### Working data
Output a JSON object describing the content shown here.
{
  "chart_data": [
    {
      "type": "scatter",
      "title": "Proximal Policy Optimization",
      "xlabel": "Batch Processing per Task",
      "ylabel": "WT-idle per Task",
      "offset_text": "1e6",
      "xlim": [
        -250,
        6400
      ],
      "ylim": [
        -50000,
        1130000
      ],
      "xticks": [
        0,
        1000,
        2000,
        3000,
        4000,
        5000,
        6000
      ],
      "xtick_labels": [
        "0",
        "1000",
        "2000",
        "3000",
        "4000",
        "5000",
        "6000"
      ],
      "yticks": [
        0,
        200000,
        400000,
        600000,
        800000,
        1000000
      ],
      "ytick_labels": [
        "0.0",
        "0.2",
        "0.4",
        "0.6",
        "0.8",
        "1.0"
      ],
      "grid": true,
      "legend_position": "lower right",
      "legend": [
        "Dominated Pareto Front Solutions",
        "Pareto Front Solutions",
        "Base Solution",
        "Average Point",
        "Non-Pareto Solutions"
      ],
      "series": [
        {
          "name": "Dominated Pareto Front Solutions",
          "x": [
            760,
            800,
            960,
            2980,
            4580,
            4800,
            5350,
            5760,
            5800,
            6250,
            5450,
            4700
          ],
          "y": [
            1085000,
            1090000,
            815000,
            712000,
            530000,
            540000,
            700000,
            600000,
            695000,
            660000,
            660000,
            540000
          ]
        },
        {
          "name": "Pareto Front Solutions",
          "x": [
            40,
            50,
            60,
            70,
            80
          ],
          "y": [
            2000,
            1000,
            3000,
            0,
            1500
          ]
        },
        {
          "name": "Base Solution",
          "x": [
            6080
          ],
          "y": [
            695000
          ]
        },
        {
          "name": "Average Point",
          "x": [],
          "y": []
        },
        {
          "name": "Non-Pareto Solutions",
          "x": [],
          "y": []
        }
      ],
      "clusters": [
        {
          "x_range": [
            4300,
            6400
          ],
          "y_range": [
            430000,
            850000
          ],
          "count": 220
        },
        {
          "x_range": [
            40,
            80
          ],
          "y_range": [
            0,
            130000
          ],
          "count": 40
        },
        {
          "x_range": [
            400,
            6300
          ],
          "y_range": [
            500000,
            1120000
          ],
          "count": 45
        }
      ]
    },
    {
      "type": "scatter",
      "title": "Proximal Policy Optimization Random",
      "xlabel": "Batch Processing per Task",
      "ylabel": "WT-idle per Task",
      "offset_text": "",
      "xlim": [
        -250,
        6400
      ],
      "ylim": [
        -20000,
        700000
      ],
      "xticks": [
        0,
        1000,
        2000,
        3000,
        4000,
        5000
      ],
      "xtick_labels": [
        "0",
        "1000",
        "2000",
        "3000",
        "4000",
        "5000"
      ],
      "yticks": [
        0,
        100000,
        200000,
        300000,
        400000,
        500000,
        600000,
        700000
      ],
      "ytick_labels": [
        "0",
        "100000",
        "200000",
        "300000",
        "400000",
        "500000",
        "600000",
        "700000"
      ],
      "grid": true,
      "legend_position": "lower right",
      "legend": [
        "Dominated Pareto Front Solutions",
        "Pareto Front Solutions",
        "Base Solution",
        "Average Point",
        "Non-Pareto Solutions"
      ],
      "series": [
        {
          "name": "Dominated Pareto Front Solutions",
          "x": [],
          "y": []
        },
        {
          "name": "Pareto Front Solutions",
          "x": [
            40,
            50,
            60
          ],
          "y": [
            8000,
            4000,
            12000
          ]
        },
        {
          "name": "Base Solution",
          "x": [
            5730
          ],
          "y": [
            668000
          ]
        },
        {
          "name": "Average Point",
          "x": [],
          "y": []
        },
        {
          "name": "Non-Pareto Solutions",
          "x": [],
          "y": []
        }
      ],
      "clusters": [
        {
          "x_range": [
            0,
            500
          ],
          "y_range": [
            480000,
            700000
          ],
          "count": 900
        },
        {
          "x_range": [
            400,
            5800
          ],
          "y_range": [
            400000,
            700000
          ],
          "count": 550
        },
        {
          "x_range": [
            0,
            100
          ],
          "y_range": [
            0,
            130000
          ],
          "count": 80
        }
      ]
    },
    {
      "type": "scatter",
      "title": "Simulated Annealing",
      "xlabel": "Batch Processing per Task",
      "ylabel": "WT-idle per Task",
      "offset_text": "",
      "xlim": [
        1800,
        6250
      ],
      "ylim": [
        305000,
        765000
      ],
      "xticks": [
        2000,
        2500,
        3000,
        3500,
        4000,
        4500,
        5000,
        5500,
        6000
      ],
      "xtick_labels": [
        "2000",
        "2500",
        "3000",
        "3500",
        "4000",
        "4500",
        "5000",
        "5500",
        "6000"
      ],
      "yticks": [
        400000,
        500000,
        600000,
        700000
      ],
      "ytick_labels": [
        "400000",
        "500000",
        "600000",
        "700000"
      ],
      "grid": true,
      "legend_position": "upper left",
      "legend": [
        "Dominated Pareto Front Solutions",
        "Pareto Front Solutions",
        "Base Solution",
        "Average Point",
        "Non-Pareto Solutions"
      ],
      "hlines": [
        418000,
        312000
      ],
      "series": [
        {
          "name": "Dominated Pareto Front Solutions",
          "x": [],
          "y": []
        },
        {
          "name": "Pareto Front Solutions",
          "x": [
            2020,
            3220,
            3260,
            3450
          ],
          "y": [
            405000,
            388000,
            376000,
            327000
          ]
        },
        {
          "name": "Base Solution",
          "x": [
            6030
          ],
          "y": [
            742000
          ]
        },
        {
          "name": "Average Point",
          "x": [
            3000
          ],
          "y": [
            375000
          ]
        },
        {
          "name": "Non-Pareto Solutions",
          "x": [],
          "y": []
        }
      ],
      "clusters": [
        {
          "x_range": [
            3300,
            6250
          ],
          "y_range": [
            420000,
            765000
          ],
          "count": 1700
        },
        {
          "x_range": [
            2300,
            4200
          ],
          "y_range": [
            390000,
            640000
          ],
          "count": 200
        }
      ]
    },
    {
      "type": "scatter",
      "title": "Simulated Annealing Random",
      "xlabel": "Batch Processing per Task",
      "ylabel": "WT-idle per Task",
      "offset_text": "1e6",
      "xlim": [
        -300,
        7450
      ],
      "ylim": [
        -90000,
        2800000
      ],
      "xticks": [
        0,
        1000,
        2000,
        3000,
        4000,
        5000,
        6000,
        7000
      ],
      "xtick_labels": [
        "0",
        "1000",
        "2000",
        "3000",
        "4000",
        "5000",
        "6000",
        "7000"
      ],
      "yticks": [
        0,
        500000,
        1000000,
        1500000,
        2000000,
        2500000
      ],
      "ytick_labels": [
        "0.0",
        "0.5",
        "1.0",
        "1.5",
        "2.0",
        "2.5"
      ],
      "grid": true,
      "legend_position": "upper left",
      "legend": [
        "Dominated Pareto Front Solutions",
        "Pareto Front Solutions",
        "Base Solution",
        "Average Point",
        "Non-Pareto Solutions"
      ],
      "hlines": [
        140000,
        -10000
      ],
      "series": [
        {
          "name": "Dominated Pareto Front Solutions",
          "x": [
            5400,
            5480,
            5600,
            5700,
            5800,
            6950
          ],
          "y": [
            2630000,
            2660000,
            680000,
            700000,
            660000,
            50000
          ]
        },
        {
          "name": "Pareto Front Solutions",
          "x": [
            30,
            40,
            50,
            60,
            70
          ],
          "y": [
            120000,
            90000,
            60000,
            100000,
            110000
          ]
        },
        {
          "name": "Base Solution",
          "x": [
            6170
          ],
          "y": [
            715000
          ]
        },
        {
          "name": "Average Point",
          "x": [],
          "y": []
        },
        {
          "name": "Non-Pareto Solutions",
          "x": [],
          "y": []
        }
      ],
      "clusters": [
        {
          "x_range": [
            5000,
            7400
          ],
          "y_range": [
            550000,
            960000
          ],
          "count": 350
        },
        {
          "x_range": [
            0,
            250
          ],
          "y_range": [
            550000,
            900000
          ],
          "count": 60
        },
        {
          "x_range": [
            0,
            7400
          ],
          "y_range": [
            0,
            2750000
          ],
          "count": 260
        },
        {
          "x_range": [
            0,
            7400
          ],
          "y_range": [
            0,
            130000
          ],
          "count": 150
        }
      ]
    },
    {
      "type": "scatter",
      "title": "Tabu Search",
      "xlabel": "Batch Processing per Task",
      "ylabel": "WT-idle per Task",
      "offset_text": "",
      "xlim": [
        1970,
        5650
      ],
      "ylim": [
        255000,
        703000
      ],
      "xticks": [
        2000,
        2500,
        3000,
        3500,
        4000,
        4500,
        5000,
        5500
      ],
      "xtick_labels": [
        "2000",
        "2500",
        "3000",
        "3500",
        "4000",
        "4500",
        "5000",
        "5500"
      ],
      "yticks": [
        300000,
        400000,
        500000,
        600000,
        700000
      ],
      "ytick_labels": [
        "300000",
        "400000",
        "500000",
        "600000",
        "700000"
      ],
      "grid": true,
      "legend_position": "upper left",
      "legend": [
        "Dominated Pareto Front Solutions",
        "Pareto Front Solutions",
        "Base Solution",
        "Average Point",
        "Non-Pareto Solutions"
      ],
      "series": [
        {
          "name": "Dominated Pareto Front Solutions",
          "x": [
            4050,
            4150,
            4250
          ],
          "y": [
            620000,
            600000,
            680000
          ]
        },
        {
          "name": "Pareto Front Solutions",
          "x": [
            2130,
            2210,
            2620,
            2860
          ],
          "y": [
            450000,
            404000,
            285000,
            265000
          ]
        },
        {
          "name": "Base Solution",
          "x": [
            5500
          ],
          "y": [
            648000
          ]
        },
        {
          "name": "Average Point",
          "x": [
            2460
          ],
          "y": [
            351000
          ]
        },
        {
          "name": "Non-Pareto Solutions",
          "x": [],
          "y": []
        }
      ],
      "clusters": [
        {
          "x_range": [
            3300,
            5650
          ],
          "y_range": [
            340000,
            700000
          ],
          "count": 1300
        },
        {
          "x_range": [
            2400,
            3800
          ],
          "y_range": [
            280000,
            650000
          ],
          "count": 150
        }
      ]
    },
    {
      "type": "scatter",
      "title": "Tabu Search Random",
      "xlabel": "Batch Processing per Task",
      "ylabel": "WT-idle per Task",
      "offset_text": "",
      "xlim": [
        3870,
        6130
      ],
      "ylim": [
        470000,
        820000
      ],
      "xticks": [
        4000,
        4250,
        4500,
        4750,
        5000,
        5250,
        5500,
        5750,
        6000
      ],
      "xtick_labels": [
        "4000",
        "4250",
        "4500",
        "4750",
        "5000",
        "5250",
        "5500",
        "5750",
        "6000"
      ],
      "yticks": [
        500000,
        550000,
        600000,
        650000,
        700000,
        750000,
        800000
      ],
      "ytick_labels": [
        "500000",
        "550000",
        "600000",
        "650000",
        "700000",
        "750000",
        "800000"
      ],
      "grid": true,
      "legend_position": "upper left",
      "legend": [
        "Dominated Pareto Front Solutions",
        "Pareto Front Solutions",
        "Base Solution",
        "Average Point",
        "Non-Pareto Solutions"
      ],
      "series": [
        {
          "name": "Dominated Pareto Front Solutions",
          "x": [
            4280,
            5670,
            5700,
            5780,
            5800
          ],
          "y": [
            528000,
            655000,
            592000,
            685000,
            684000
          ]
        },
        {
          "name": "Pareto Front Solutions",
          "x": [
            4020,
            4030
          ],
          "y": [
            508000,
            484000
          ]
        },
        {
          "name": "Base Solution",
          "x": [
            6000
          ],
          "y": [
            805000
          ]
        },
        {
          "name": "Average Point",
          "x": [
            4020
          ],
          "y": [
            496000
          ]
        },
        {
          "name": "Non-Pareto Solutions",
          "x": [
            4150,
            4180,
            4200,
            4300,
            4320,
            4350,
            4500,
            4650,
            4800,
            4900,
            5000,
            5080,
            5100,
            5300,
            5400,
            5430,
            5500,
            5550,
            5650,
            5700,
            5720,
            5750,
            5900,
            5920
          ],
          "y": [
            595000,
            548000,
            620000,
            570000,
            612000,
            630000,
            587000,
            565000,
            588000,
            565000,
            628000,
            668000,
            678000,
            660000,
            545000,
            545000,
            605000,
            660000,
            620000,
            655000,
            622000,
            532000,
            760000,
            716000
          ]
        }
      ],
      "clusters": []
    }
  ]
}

### Challenge
From the entries above, collect every line with the string "Random" in it.

### Solution to the exercise
      "title": "Proximal Policy Optimization Random",
      "title": "Simulated Annealing Random",
      "title": "Tabu Search Random",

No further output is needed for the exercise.